**RECORD EXCERPTS:**
-- -- --

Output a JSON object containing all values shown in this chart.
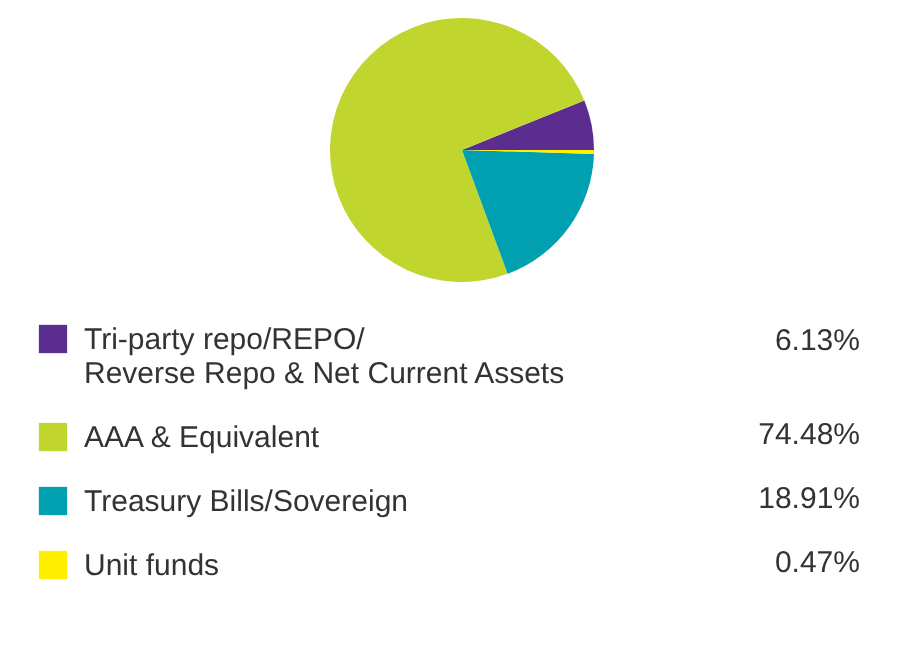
{
  "chart_data": {
    "type": "pie",
    "categories": [
      "Tri-party repo/REPO/ Reverse Repo & Net Current Assets",
      "AAA & Equivalent",
      "Treasury Bills/Sovereign",
      "Unit funds"
    ],
    "values": [
      6.13,
      74.48,
      18.91,
      0.47
    ],
    "colors": [
      "#5b2d8e",
      "#c0d62f",
      "#00a0b0",
      "#ffee00"
    ],
    "value_labels": [
      "6.13%",
      "74.48%",
      "18.91%",
      "0.47%"
    ],
    "legend": "bottom"
  }
}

-- -- --

**WHAT IS NEEDED:**
In the records above, how many lines include the string "values"? Answer with only the number.

**CORRECT RESULT:**
2